That is, additional financing would depend on certain goals being met. "Sample products had to be created," Mitchell says, "demonstration kits put together, and so on. The last two payments of $250,000 each were based on meeting revenue objectives." So far, the process has been under way for two years and the company is probably a few years from being a buyout candidate, but annual sales have reached $10 million and the participants in this deal are "all smiling," as Mitchell puts it.

If such success appeals to you, proceed with caution. Mitchell's "No. 1 tip" to business owners seeking angel financing is to check out the credentials of the would-be benefactor. "Most people holding themselves out as angels are legitimate," he says, "but some are not. Some of them just want to steal your technology, so they can do the manufacturing themselves, or steal some other type of intellectual property."

To find an angel who'll bless your venture, Mitchell recommends starting with the Kauffman Foundation at www.emkf.org, as well as your local small business development center.

ACCOUNTS RECEIVABLE FINANCING

"About 75% of our customers come to us from a bank referral," says Jerry Pavlas, CEO and chairman of Presidential Financial Corp. which is located in Tucker, Georgia. "They don't qualify for bank loans, perhaps because they lack collateral or have a short operating history."

Pavlas says his firm will go over a would-be borrower's books and records to see if there are any red flags, such as an IRS lien. "If there are no problems, we will lend money against all the accounts receivable or against selected receivables. Generally, we lend around 80%." That is, a company using $50,000 worth of receivables as collateral would get $40,000 in cash right away.

"Our P.O. Box number goes on those receivables, so the borrower's customers send their payments to us. In addition, the borrowers continue to generate new receivables while receivables that pass the 90-day mark are usually considered ineligible. We net out all of those events and tell borrowers how much credit they have available each day."

Pavlas says that borrowers use his company's services for an average of 30 months. "Most of them have built up their finances and their operations so they qualify for traditional bank financing by then." However, not all users of accounts receivable financing are in for the short-term.

"We've been working with Presidential Financial since 1997 and we continue to do so," says George Lloyd, 48, who runs G.D.L. International, a telecommunications company in College Park, Georgia, that does construction and installation, mainly for cable TV. "Even though we've grown to the point where we can get bank loans for equipment purchases, we still borrow against our accounts receivable for cash flow."

According to Lloyd, this relationship began when he was a subcontractor offered a general contract for the first time. "I received $50,000 in cash that I needed to proceed with the contract," he says. "Such loans have helped my company grow to become a multistate operation, with 20 employees." G.D.L. International works with about 60 subcontractors now, so its business has become more complex.

"To our customers, it looks like the payments are going to us," says Lloyd, "yet we're relieved of having to handle collections. Not only do we get the fast turnaround and the liquidity we need for payrolls, insurance, and so on, we also get accounting support. A quarterly audit, for example, makes sure that we've paid our payroll taxes. Altogether, considering the services we receive, we have found that borrowing against our accounts receivable costs less than borrowing from a bank in the short-term."

Technically, there is a difference between accounts receivable financing, where you get a loan that's secured by paper you're holding, and "factoring," in which you sell your receivables at a discount. Either way, you get faster cash flow from work your company already has performed. And in both cases, you'll pay a price. Such expenses may be worth incurring if you have few other financing options.

### BRIEF A
Rewrite the records as a numbered list, omitting blank lines, starting at the first line of the records and ending at the line containing "cell-net-land: −2.17 ±", with both ends included.

### EXERCISE MATERIAL
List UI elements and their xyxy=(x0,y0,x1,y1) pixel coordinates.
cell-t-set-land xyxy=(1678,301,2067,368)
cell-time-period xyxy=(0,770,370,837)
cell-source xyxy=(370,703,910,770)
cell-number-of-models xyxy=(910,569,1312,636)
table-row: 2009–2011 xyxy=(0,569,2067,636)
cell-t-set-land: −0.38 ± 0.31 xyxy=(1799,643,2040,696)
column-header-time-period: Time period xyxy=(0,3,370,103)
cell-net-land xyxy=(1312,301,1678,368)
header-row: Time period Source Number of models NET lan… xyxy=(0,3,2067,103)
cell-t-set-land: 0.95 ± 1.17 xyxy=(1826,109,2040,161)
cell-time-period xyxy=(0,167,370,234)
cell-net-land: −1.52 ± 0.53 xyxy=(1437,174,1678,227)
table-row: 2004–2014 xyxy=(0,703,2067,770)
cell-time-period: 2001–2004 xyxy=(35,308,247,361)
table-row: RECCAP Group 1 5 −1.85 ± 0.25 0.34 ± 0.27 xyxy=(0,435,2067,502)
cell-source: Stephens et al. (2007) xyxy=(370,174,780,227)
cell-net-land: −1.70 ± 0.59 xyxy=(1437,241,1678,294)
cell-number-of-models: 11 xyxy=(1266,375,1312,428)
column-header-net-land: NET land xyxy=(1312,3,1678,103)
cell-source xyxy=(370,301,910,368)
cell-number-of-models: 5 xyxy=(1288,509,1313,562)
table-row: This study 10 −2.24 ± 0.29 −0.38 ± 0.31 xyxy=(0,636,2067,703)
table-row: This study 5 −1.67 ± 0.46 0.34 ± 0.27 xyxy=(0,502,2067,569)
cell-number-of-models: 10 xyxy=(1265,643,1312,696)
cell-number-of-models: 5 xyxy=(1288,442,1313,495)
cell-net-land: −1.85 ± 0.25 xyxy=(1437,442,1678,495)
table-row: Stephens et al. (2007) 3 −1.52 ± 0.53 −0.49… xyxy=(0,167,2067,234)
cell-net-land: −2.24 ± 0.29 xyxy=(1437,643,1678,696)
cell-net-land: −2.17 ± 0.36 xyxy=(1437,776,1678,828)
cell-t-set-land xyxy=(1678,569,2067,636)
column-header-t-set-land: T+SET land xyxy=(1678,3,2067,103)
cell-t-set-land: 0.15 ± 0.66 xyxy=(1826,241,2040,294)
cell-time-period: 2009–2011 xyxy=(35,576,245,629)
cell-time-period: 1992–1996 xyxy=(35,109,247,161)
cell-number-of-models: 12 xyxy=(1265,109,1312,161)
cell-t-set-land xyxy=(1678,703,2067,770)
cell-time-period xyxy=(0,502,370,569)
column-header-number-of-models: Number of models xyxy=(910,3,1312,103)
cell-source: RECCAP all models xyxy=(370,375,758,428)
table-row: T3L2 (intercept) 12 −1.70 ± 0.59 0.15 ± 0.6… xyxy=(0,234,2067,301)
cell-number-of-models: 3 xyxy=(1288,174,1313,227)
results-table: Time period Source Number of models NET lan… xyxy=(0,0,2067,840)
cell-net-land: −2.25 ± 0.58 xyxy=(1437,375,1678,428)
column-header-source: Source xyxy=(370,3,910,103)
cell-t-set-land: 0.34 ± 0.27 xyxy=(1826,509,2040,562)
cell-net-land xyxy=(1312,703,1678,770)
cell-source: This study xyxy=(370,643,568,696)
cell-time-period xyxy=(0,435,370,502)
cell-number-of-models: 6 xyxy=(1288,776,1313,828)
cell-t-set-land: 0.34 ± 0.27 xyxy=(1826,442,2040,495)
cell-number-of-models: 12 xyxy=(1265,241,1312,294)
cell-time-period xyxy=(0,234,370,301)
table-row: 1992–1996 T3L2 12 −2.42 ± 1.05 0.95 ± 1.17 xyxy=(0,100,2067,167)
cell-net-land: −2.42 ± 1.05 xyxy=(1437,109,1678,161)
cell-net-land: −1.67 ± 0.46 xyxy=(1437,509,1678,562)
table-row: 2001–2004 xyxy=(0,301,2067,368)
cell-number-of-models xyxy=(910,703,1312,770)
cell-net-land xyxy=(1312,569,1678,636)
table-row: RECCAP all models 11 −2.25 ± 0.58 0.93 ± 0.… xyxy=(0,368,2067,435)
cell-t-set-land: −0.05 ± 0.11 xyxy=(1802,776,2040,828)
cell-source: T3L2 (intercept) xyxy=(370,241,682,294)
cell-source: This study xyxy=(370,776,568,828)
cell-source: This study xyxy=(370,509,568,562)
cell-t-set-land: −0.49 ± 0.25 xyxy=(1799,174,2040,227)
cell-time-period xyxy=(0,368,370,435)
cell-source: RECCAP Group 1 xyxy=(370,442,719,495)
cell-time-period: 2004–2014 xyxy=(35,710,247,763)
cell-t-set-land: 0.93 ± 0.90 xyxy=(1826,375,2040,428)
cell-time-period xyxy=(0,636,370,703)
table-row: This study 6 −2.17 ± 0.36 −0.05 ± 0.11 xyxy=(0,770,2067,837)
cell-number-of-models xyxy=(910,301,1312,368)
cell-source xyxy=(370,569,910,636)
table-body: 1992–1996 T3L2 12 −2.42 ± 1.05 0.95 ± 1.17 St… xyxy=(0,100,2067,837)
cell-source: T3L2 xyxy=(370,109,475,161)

### BRIEF B
According to the financing text, roughly what share of accounts receivable does Presidential Financial generally lend against?

### WORKED SOLUTION A
1. List UI elements and their xyxy=(x0,y0,x1,y1) pixel coordinates.
2. cell-t-set-land xyxy=(1678,301,2067,368)
3. cell-time-period xyxy=(0,770,370,837)
4. cell-source xyxy=(370,703,910,770)
5. cell-number-of-models xyxy=(910,569,1312,636)
6. table-row: 2009–2011 xyxy=(0,569,2067,636)
7. cell-t-set-land: −0.38 ± 0.31 xyxy=(1799,643,2040,696)
8. column-header-time-period: Time period xyxy=(0,3,370,103)
9. cell-net-land xyxy=(1312,301,1678,368)
10. header-row: Time period Source Number of models NET lan… xyxy=(0,3,2067,103)
11. cell-t-set-land: 0.95 ± 1.17 xyxy=(1826,109,2040,161)
12. cell-time-period xyxy=(0,167,370,234)
13. cell-net-land: −1.52 ± 0.53 xyxy=(1437,174,1678,227)
14. table-row: 2004–2014 xyxy=(0,703,2067,770)
15. cell-time-period: 2001–2004 xyxy=(35,308,247,361)
16. table-row: RECCAP Group 1 5 −1.85 ± 0.25 0.34 ± 0.27 xyxy=(0,435,2067,502)
17. cell-source: Stephens et al. (2007) xyxy=(370,174,780,227)
18. cell-net-land: −1.70 ± 0.59 xyxy=(1437,241,1678,294)
19. cell-number-of-models: 11 xyxy=(1266,375,1312,428)
20. column-header-net-land: NET land xyxy=(1312,3,1678,103)
21. cell-source xyxy=(370,301,910,368)
22. cell-number-of-models: 5 xyxy=(1288,509,1313,562)
23. table-row: This study 10 −2.24 ± 0.29 −0.38 ± 0.31 xyxy=(0,636,2067,703)
24. table-row: This study 5 −1.67 ± 0.46 0.34 ± 0.27 xyxy=(0,502,2067,569)
25. cell-number-of-models: 10 xyxy=(1265,643,1312,696)
26. cell-number-of-models: 5 xyxy=(1288,442,1313,495)
27. cell-net-land: −1.85 ± 0.25 xyxy=(1437,442,1678,495)
28. table-row: Stephens et al. (2007) 3 −1.52 ± 0.53 −0.49… xyxy=(0,167,2067,234)
29. cell-net-land: −2.24 ± 0.29 xyxy=(1437,643,1678,696)
30. cell-net-land: −2.17 ± 0.36 xyxy=(1437,776,1678,828)

### WORKED SOLUTION B
Around 80%.